··· Data supplied ···
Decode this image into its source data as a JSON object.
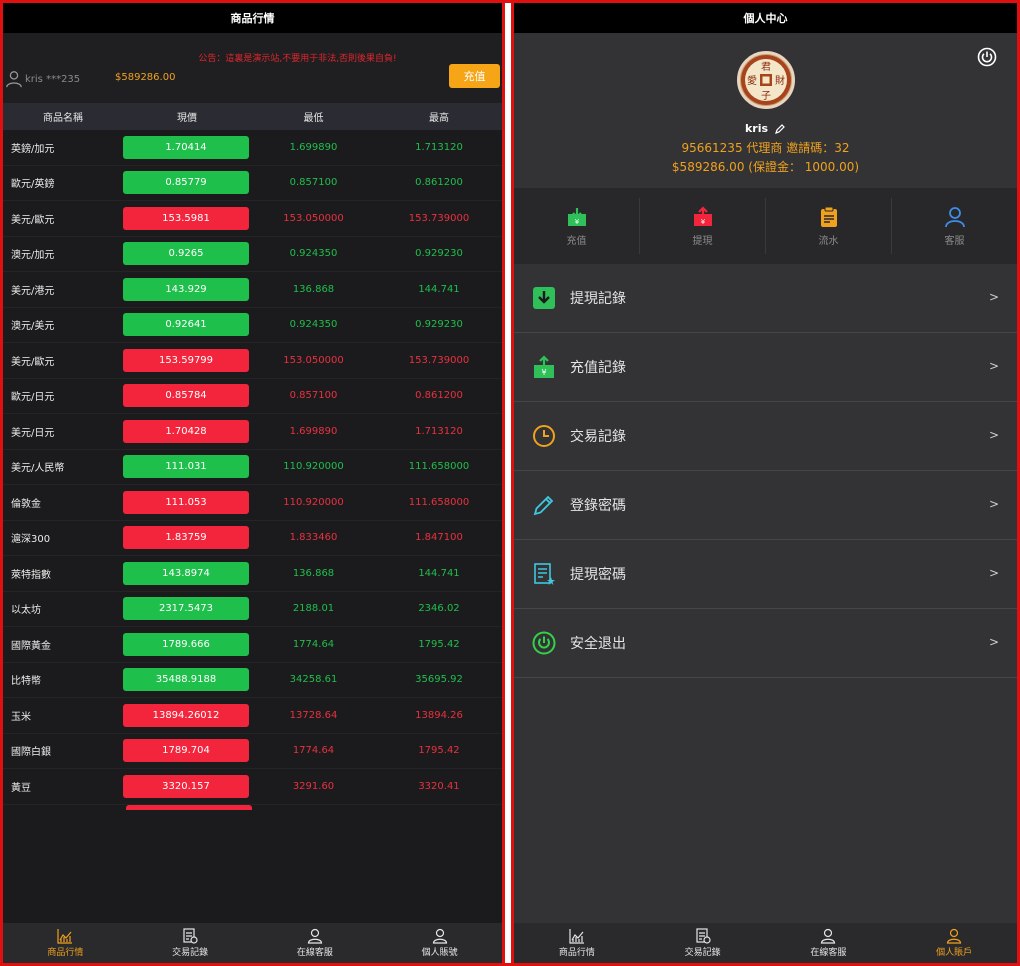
{
  "left": {
    "title": "商品行情",
    "notice": "公告：這裏是演示站,不要用于非法,否則後果自負!",
    "user": "kris ***235",
    "balance": "$589286.00",
    "recharge": "充值",
    "headers": [
      "商品名稱",
      "現價",
      "最低",
      "最高"
    ],
    "rows": [
      {
        "name": "英鎊/加元",
        "price": "1.70414",
        "low": "1.699890",
        "high": "1.713120",
        "dir": "up"
      },
      {
        "name": "歐元/英鎊",
        "price": "0.85779",
        "low": "0.857100",
        "high": "0.861200",
        "dir": "up"
      },
      {
        "name": "美元/歐元",
        "price": "153.5981",
        "low": "153.050000",
        "high": "153.739000",
        "dir": "down"
      },
      {
        "name": "澳元/加元",
        "price": "0.9265",
        "low": "0.924350",
        "high": "0.929230",
        "dir": "up"
      },
      {
        "name": "美元/港元",
        "price": "143.929",
        "low": "136.868",
        "high": "144.741",
        "dir": "up"
      },
      {
        "name": "澳元/美元",
        "price": "0.92641",
        "low": "0.924350",
        "high": "0.929230",
        "dir": "up"
      },
      {
        "name": "美元/歐元",
        "price": "153.59799",
        "low": "153.050000",
        "high": "153.739000",
        "dir": "down"
      },
      {
        "name": "歐元/日元",
        "price": "0.85784",
        "low": "0.857100",
        "high": "0.861200",
        "dir": "down"
      },
      {
        "name": "美元/日元",
        "price": "1.70428",
        "low": "1.699890",
        "high": "1.713120",
        "dir": "down"
      },
      {
        "name": "美元/人民幣",
        "price": "111.031",
        "low": "110.920000",
        "high": "111.658000",
        "dir": "up"
      },
      {
        "name": "倫敦金",
        "price": "111.053",
        "low": "110.920000",
        "high": "111.658000",
        "dir": "down"
      },
      {
        "name": "滬深300",
        "price": "1.83759",
        "low": "1.833460",
        "high": "1.847100",
        "dir": "down"
      },
      {
        "name": "萊特指數",
        "price": "143.8974",
        "low": "136.868",
        "high": "144.741",
        "dir": "up"
      },
      {
        "name": "以太坊",
        "price": "2317.5473",
        "low": "2188.01",
        "high": "2346.02",
        "dir": "up"
      },
      {
        "name": "國際黃金",
        "price": "1789.666",
        "low": "1774.64",
        "high": "1795.42",
        "dir": "up"
      },
      {
        "name": "比特幣",
        "price": "35488.9188",
        "low": "34258.61",
        "high": "35695.92",
        "dir": "up"
      },
      {
        "name": "玉米",
        "price": "13894.26012",
        "low": "13728.64",
        "high": "13894.26",
        "dir": "down"
      },
      {
        "name": "國際白銀",
        "price": "1789.704",
        "low": "1774.64",
        "high": "1795.42",
        "dir": "down"
      },
      {
        "name": "黃豆",
        "price": "3320.157",
        "low": "3291.60",
        "high": "3320.41",
        "dir": "down"
      }
    ],
    "tabs": [
      "商品行情",
      "交易記錄",
      "在線客服",
      "個人賬號"
    ]
  },
  "right": {
    "title": "個人中心",
    "avatar_text": "君愛財子",
    "username": "kris",
    "info_line1": "95661235 代理商   邀請碼：32",
    "info_line2": "$589286.00 (保證金： 1000.00)",
    "quick": [
      "充值",
      "提現",
      "流水",
      "客服"
    ],
    "menu": [
      "提現記錄",
      "充值記錄",
      "交易記錄",
      "登錄密碼",
      "提現密碼",
      "安全退出"
    ],
    "arrow": ">",
    "tabs": [
      "商品行情",
      "交易記錄",
      "在線客服",
      "個人賬戶"
    ]
  },
  "colors": {
    "up": "#1fbf4c",
    "down": "#f2253c",
    "accent": "#f0a11d"
  }
}
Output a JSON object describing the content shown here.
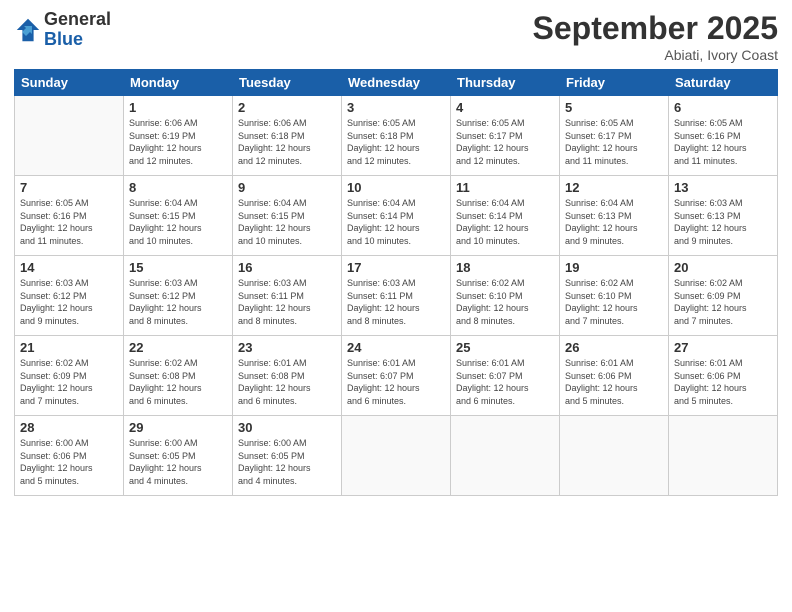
{
  "logo": {
    "general": "General",
    "blue": "Blue"
  },
  "title": "September 2025",
  "location": "Abiati, Ivory Coast",
  "days_of_week": [
    "Sunday",
    "Monday",
    "Tuesday",
    "Wednesday",
    "Thursday",
    "Friday",
    "Saturday"
  ],
  "weeks": [
    [
      {
        "day": "",
        "detail": ""
      },
      {
        "day": "1",
        "detail": "Sunrise: 6:06 AM\nSunset: 6:19 PM\nDaylight: 12 hours\nand 12 minutes."
      },
      {
        "day": "2",
        "detail": "Sunrise: 6:06 AM\nSunset: 6:18 PM\nDaylight: 12 hours\nand 12 minutes."
      },
      {
        "day": "3",
        "detail": "Sunrise: 6:05 AM\nSunset: 6:18 PM\nDaylight: 12 hours\nand 12 minutes."
      },
      {
        "day": "4",
        "detail": "Sunrise: 6:05 AM\nSunset: 6:17 PM\nDaylight: 12 hours\nand 12 minutes."
      },
      {
        "day": "5",
        "detail": "Sunrise: 6:05 AM\nSunset: 6:17 PM\nDaylight: 12 hours\nand 11 minutes."
      },
      {
        "day": "6",
        "detail": "Sunrise: 6:05 AM\nSunset: 6:16 PM\nDaylight: 12 hours\nand 11 minutes."
      }
    ],
    [
      {
        "day": "7",
        "detail": "Sunrise: 6:05 AM\nSunset: 6:16 PM\nDaylight: 12 hours\nand 11 minutes."
      },
      {
        "day": "8",
        "detail": "Sunrise: 6:04 AM\nSunset: 6:15 PM\nDaylight: 12 hours\nand 10 minutes."
      },
      {
        "day": "9",
        "detail": "Sunrise: 6:04 AM\nSunset: 6:15 PM\nDaylight: 12 hours\nand 10 minutes."
      },
      {
        "day": "10",
        "detail": "Sunrise: 6:04 AM\nSunset: 6:14 PM\nDaylight: 12 hours\nand 10 minutes."
      },
      {
        "day": "11",
        "detail": "Sunrise: 6:04 AM\nSunset: 6:14 PM\nDaylight: 12 hours\nand 10 minutes."
      },
      {
        "day": "12",
        "detail": "Sunrise: 6:04 AM\nSunset: 6:13 PM\nDaylight: 12 hours\nand 9 minutes."
      },
      {
        "day": "13",
        "detail": "Sunrise: 6:03 AM\nSunset: 6:13 PM\nDaylight: 12 hours\nand 9 minutes."
      }
    ],
    [
      {
        "day": "14",
        "detail": "Sunrise: 6:03 AM\nSunset: 6:12 PM\nDaylight: 12 hours\nand 9 minutes."
      },
      {
        "day": "15",
        "detail": "Sunrise: 6:03 AM\nSunset: 6:12 PM\nDaylight: 12 hours\nand 8 minutes."
      },
      {
        "day": "16",
        "detail": "Sunrise: 6:03 AM\nSunset: 6:11 PM\nDaylight: 12 hours\nand 8 minutes."
      },
      {
        "day": "17",
        "detail": "Sunrise: 6:03 AM\nSunset: 6:11 PM\nDaylight: 12 hours\nand 8 minutes."
      },
      {
        "day": "18",
        "detail": "Sunrise: 6:02 AM\nSunset: 6:10 PM\nDaylight: 12 hours\nand 8 minutes."
      },
      {
        "day": "19",
        "detail": "Sunrise: 6:02 AM\nSunset: 6:10 PM\nDaylight: 12 hours\nand 7 minutes."
      },
      {
        "day": "20",
        "detail": "Sunrise: 6:02 AM\nSunset: 6:09 PM\nDaylight: 12 hours\nand 7 minutes."
      }
    ],
    [
      {
        "day": "21",
        "detail": "Sunrise: 6:02 AM\nSunset: 6:09 PM\nDaylight: 12 hours\nand 7 minutes."
      },
      {
        "day": "22",
        "detail": "Sunrise: 6:02 AM\nSunset: 6:08 PM\nDaylight: 12 hours\nand 6 minutes."
      },
      {
        "day": "23",
        "detail": "Sunrise: 6:01 AM\nSunset: 6:08 PM\nDaylight: 12 hours\nand 6 minutes."
      },
      {
        "day": "24",
        "detail": "Sunrise: 6:01 AM\nSunset: 6:07 PM\nDaylight: 12 hours\nand 6 minutes."
      },
      {
        "day": "25",
        "detail": "Sunrise: 6:01 AM\nSunset: 6:07 PM\nDaylight: 12 hours\nand 6 minutes."
      },
      {
        "day": "26",
        "detail": "Sunrise: 6:01 AM\nSunset: 6:06 PM\nDaylight: 12 hours\nand 5 minutes."
      },
      {
        "day": "27",
        "detail": "Sunrise: 6:01 AM\nSunset: 6:06 PM\nDaylight: 12 hours\nand 5 minutes."
      }
    ],
    [
      {
        "day": "28",
        "detail": "Sunrise: 6:00 AM\nSunset: 6:06 PM\nDaylight: 12 hours\nand 5 minutes."
      },
      {
        "day": "29",
        "detail": "Sunrise: 6:00 AM\nSunset: 6:05 PM\nDaylight: 12 hours\nand 4 minutes."
      },
      {
        "day": "30",
        "detail": "Sunrise: 6:00 AM\nSunset: 6:05 PM\nDaylight: 12 hours\nand 4 minutes."
      },
      {
        "day": "",
        "detail": ""
      },
      {
        "day": "",
        "detail": ""
      },
      {
        "day": "",
        "detail": ""
      },
      {
        "day": "",
        "detail": ""
      }
    ]
  ]
}
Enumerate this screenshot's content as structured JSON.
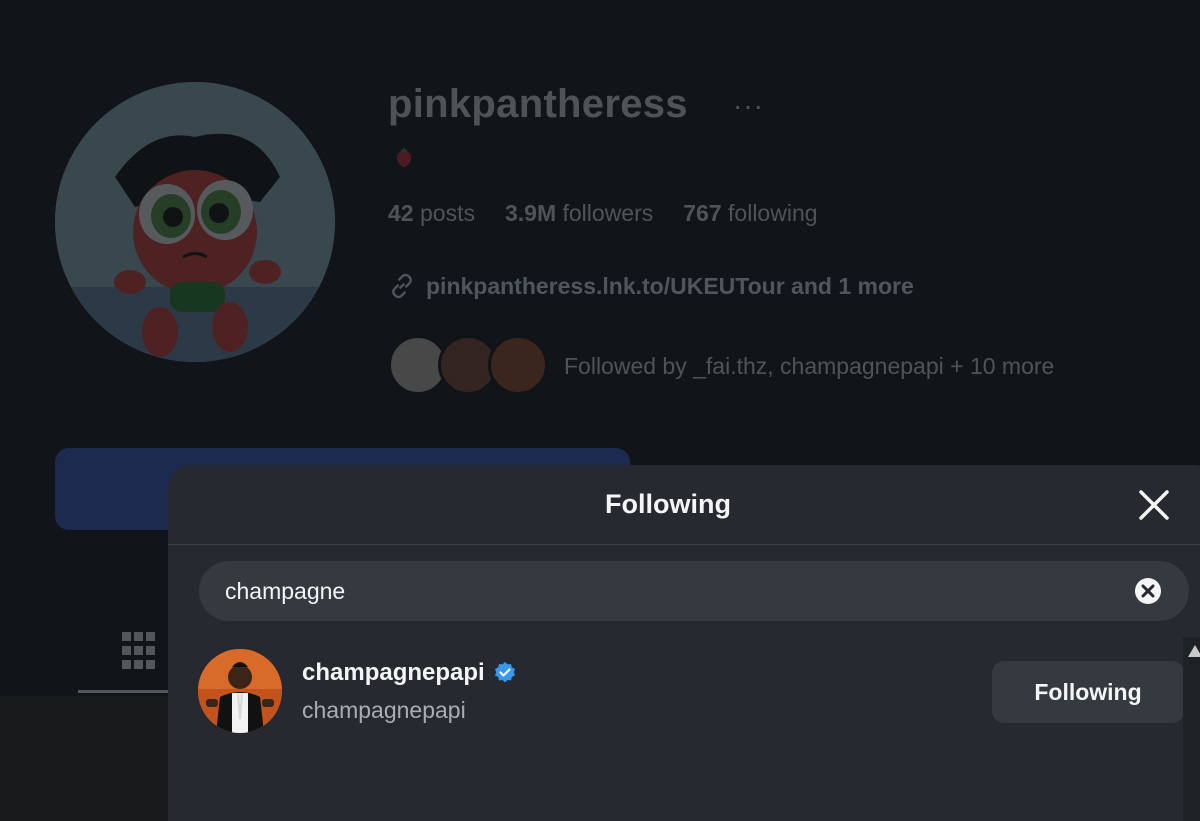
{
  "profile": {
    "username": "pinkpantheress",
    "more_icon": "more-dots-icon",
    "bio_icon": "strawberry-icon",
    "stats": {
      "posts": {
        "count": "42",
        "label": "posts"
      },
      "followers": {
        "count": "3.9M",
        "label": "followers"
      },
      "following": {
        "count": "767",
        "label": "following"
      }
    },
    "link_text": "pinkpantheress.lnk.to/UKEUTour and 1 more",
    "link_icon": "link-icon",
    "followed_by": "Followed by _fai.thz, champagnepapi + 10 more"
  },
  "modal": {
    "title": "Following",
    "close_icon": "close-icon",
    "search": {
      "value": "champagne",
      "clear_icon": "clear-icon"
    },
    "results": [
      {
        "name": "champagnepapi",
        "handle": "champagnepapi",
        "verified": true,
        "button_label": "Following"
      }
    ]
  },
  "colors": {
    "background": "#111418",
    "modal": "#262a30",
    "input": "#353a41",
    "verified": "#3897f0",
    "follow_button": "#3a5fd8"
  }
}
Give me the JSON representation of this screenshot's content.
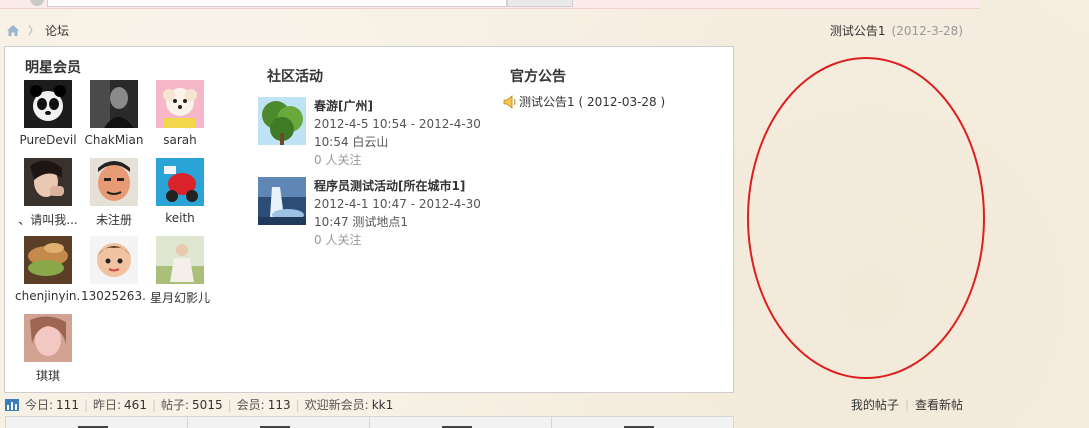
{
  "breadcrumb": {
    "home_icon": "home-icon",
    "current": "论坛"
  },
  "top_notice": {
    "title": "测试公告1",
    "date": "(2012-3-28)"
  },
  "stars": {
    "heading": "明星会员",
    "members": [
      {
        "name": "PureDevil",
        "avatar": "panda-avatar"
      },
      {
        "name": "ChakMian",
        "avatar": "dark-portrait-avatar"
      },
      {
        "name": "sarah",
        "avatar": "white-dog-avatar"
      },
      {
        "name": "、请叫我...",
        "avatar": "girl-avatar"
      },
      {
        "name": "未注册",
        "avatar": "cartoon-face-avatar"
      },
      {
        "name": "keith",
        "avatar": "red-toy-avatar"
      },
      {
        "name": "chenjinyin...",
        "avatar": "food-avatar"
      },
      {
        "name": "13025263...",
        "avatar": "cartoon-boy-avatar"
      },
      {
        "name": "星月幻影儿",
        "avatar": "girl-field-avatar"
      },
      {
        "name": "琪琪",
        "avatar": "pink-girl-avatar"
      }
    ]
  },
  "activities": {
    "heading": "社区活动",
    "items": [
      {
        "title": "春游[广州]",
        "time": "2012-4-5 10:54 - 2012-4-30 10:54 白云山",
        "follow": "0 人关注",
        "image": "tree-photo"
      },
      {
        "title": "程序员测试活动[所在城市1]",
        "time": "2012-4-1 10:47 - 2012-4-30 10:47 测试地点1",
        "follow": "0 人关注",
        "image": "waterfall-photo"
      }
    ]
  },
  "announcements": {
    "heading": "官方公告",
    "items": [
      {
        "text": "测试公告1 ( 2012-03-28 )",
        "icon": "speaker-icon"
      }
    ]
  },
  "stats": {
    "today_label": "今日:",
    "today": "111",
    "yesterday_label": "昨日:",
    "yesterday": "461",
    "posts_label": "帖子:",
    "posts": "5015",
    "members_label": "会员:",
    "members": "113",
    "newest_label": "欢迎新会员:",
    "newest": "kk1"
  },
  "links": {
    "my_posts": "我的帖子",
    "new_posts": "查看新帖"
  },
  "colors": {
    "annotation": "#dd1f1f",
    "page_bg": "#f6efe2",
    "panel_border": "#cdcdcd"
  }
}
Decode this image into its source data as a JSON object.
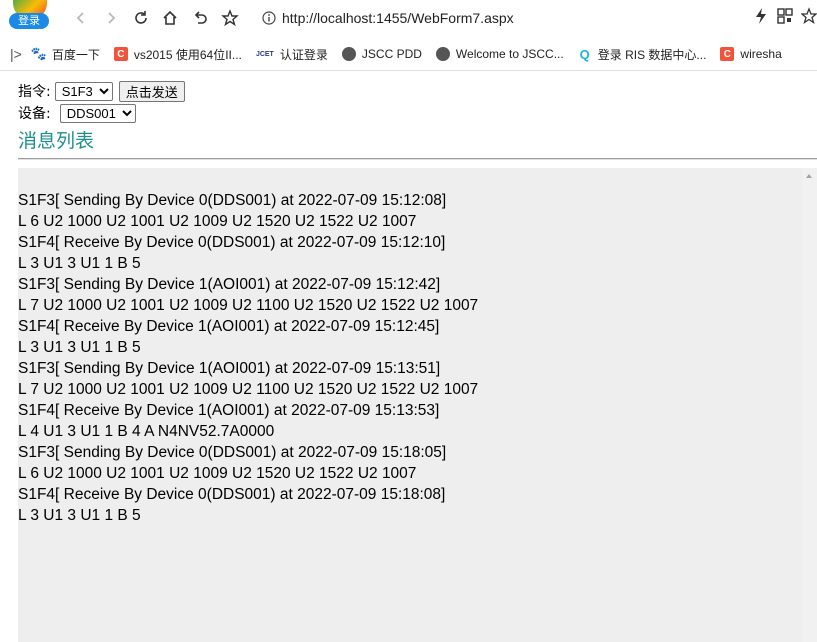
{
  "browser": {
    "login_badge": "登录",
    "url": "http://localhost:1455/WebForm7.aspx"
  },
  "bookmarks": [
    {
      "label": "百度一下",
      "icon": "paw-icon",
      "color": "#2932e1"
    },
    {
      "label": "vs2015 使用64位II...",
      "icon": "c-icon",
      "color": "#f1543a"
    },
    {
      "label": "认证登录",
      "icon": "jcet-icon",
      "color": "#2a3a8c"
    },
    {
      "label": "JSCC PDD",
      "icon": "globe-icon",
      "color": "#555555"
    },
    {
      "label": "Welcome to JSCC...",
      "icon": "globe-icon",
      "color": "#555555"
    },
    {
      "label": "登录 RIS 数据中心...",
      "icon": "q-icon",
      "color": "#1ab3e8"
    },
    {
      "label": "wiresha",
      "icon": "c-icon",
      "color": "#f1543a"
    }
  ],
  "form": {
    "command_label": "指令:",
    "command_value": "S1F3",
    "send_label": "点击发送",
    "device_label": "设备:",
    "device_value": "DDS001"
  },
  "heading": "消息列表",
  "messages": [
    "S1F3[ Sending By Device 0(DDS001) at 2022-07-09 15:12:08]",
    "L 6 U2 1000 U2 1001 U2 1009 U2 1520 U2 1522 U2 1007",
    "S1F4[ Receive By Device 0(DDS001) at 2022-07-09 15:12:10]",
    "L 3 U1 3 U1 1 B 5",
    "S1F3[ Sending By Device 1(AOI001) at 2022-07-09 15:12:42]",
    "L 7 U2 1000 U2 1001 U2 1009 U2 1100 U2 1520 U2 1522 U2 1007",
    "S1F4[ Receive By Device 1(AOI001) at 2022-07-09 15:12:45]",
    "L 3 U1 3 U1 1 B 5",
    "S1F3[ Sending By Device 1(AOI001) at 2022-07-09 15:13:51]",
    "L 7 U2 1000 U2 1001 U2 1009 U2 1100 U2 1520 U2 1522 U2 1007",
    "S1F4[ Receive By Device 1(AOI001) at 2022-07-09 15:13:53]",
    "L 4 U1 3 U1 1 B 4 A N4NV52.7A0000",
    "S1F3[ Sending By Device 0(DDS001) at 2022-07-09 15:18:05]",
    "L 6 U2 1000 U2 1001 U2 1009 U2 1520 U2 1522 U2 1007",
    "S1F4[ Receive By Device 0(DDS001) at 2022-07-09 15:18:08]",
    "L 3 U1 3 U1 1 B 5"
  ]
}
···
**Instruction:** Using the records above, copy each line that contains "more".

**Problem solution:**
    "more_icon": "more-dots-icon",
    "link_text": "pinkpantheress.lnk.to/UKEUTour and 1 more",
    "followed_by": "Followed by _fai.thz, champagnepapi + 10 more"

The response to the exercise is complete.